▶ **PROBLEM STATEMENT**:
Each line of the material must be repeated precisely, with the pictures left out.

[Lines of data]
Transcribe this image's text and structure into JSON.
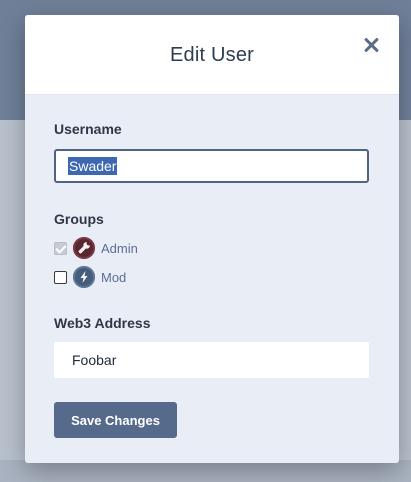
{
  "modal": {
    "title": "Edit User",
    "username": {
      "label": "Username",
      "value": "Swader"
    },
    "groups": {
      "label": "Groups",
      "items": [
        {
          "label": "Admin",
          "checked": true,
          "disabled": true,
          "icon": "wrench-icon"
        },
        {
          "label": "Mod",
          "checked": false,
          "disabled": false,
          "icon": "lightning-icon"
        }
      ]
    },
    "web3": {
      "label": "Web3 Address",
      "value": "Foobar"
    },
    "save_label": "Save Changes"
  },
  "colors": {
    "button": "#566a8b",
    "input_focus_border": "#4f6481",
    "group_label": "#5d6d98",
    "admin_badge": "#5a2730",
    "mod_badge": "#455d7a"
  }
}
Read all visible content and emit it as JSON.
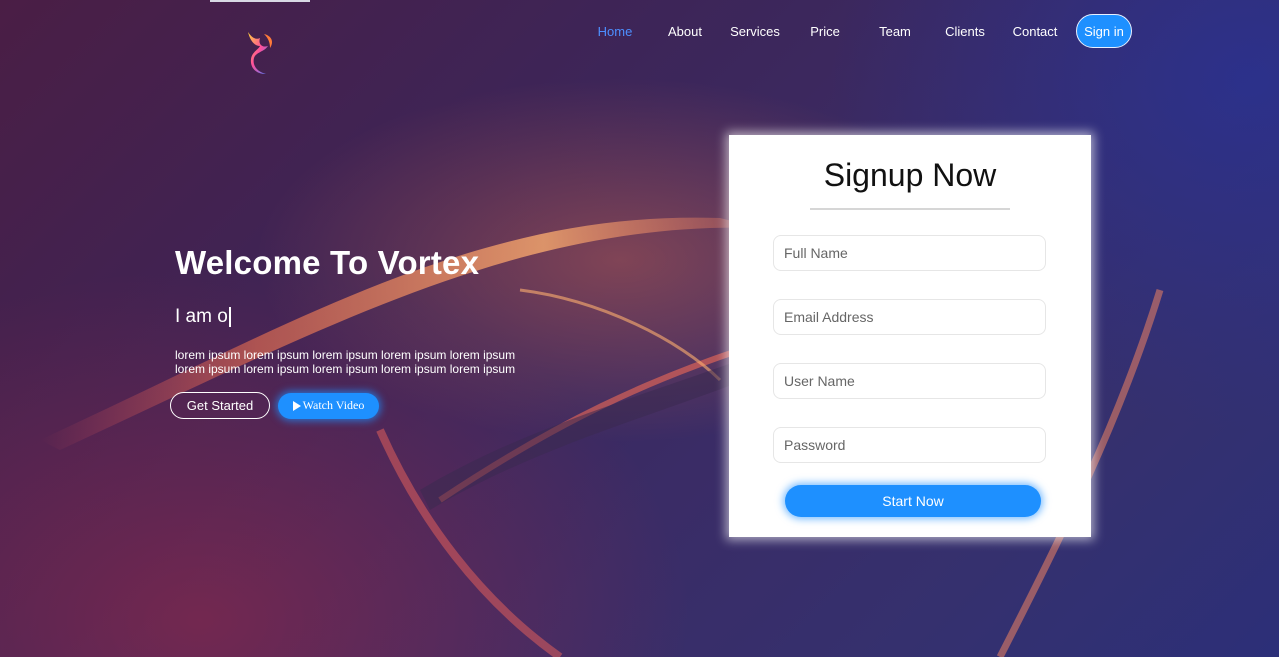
{
  "nav": {
    "items": [
      {
        "label": "Home",
        "active": true
      },
      {
        "label": "About"
      },
      {
        "label": "Services"
      },
      {
        "label": "Price"
      },
      {
        "label": "Team"
      },
      {
        "label": "Clients"
      },
      {
        "label": "Contact"
      }
    ],
    "signin_label": "Sign in"
  },
  "hero": {
    "title": "Welcome To Vortex",
    "typed_text": "I am o",
    "description": "lorem ipsum lorem ipsum lorem ipsum lorem ipsum lorem ipsum lorem ipsum lorem ipsum lorem ipsum lorem ipsum lorem ipsum",
    "get_started_label": "Get Started",
    "watch_video_label": "Watch Video"
  },
  "signup": {
    "title": "Signup Now",
    "fields": {
      "full_name": {
        "placeholder": "Full Name",
        "value": ""
      },
      "email": {
        "placeholder": "Email Address",
        "value": ""
      },
      "username": {
        "placeholder": "User Name",
        "value": ""
      },
      "password": {
        "placeholder": "Password",
        "value": ""
      }
    },
    "submit_label": "Start Now"
  },
  "colors": {
    "accent": "#1e90ff",
    "active_nav": "#4d8fff"
  },
  "icons": {
    "logo": "phoenix-logo-icon",
    "play": "play-icon"
  }
}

▶ **EXERCISE SOLUTION**:
Transcribe this image's text and structure into JSON.
{
  "modal": {
    "title": "Edit User",
    "username": {
      "label": "Username",
      "value": "Swader"
    },
    "groups": {
      "label": "Groups",
      "items": [
        {
          "label": "Admin",
          "checked": true,
          "disabled": true,
          "icon": "wrench-icon"
        },
        {
          "label": "Mod",
          "checked": false,
          "disabled": false,
          "icon": "lightning-icon"
        }
      ]
    },
    "web3": {
      "label": "Web3 Address",
      "value": "Foobar"
    },
    "save_label": "Save Changes"
  },
  "colors": {
    "button": "#566a8b",
    "input_focus_border": "#4f6481",
    "group_label": "#5d6d98",
    "admin_badge": "#5a2730",
    "mod_badge": "#455d7a"
  }
}
Read all visible content and emit it as JSON.
{
  "nav": {
    "items": [
      {
        "label": "Home",
        "active": true
      },
      {
        "label": "About"
      },
      {
        "label": "Services"
      },
      {
        "label": "Price"
      },
      {
        "label": "Team"
      },
      {
        "label": "Clients"
      },
      {
        "label": "Contact"
      }
    ],
    "signin_label": "Sign in"
  },
  "hero": {
    "title": "Welcome To Vortex",
    "typed_text": "I am o",
    "description": "lorem ipsum lorem ipsum lorem ipsum lorem ipsum lorem ipsum lorem ipsum lorem ipsum lorem ipsum lorem ipsum lorem ipsum",
    "get_started_label": "Get Started",
    "watch_video_label": "Watch Video"
  },
  "signup": {
    "title": "Signup Now",
    "fields": {
      "full_name": {
        "placeholder": "Full Name",
        "value": ""
      },
      "email": {
        "placeholder": "Email Address",
        "value": ""
      },
      "username": {
        "placeholder": "User Name",
        "value": ""
      },
      "password": {
        "placeholder": "Password",
        "value": ""
      }
    },
    "submit_label": "Start Now"
  },
  "colors": {
    "accent": "#1e90ff",
    "active_nav": "#4d8fff"
  },
  "icons": {
    "logo": "phoenix-logo-icon",
    "play": "play-icon"
  }
}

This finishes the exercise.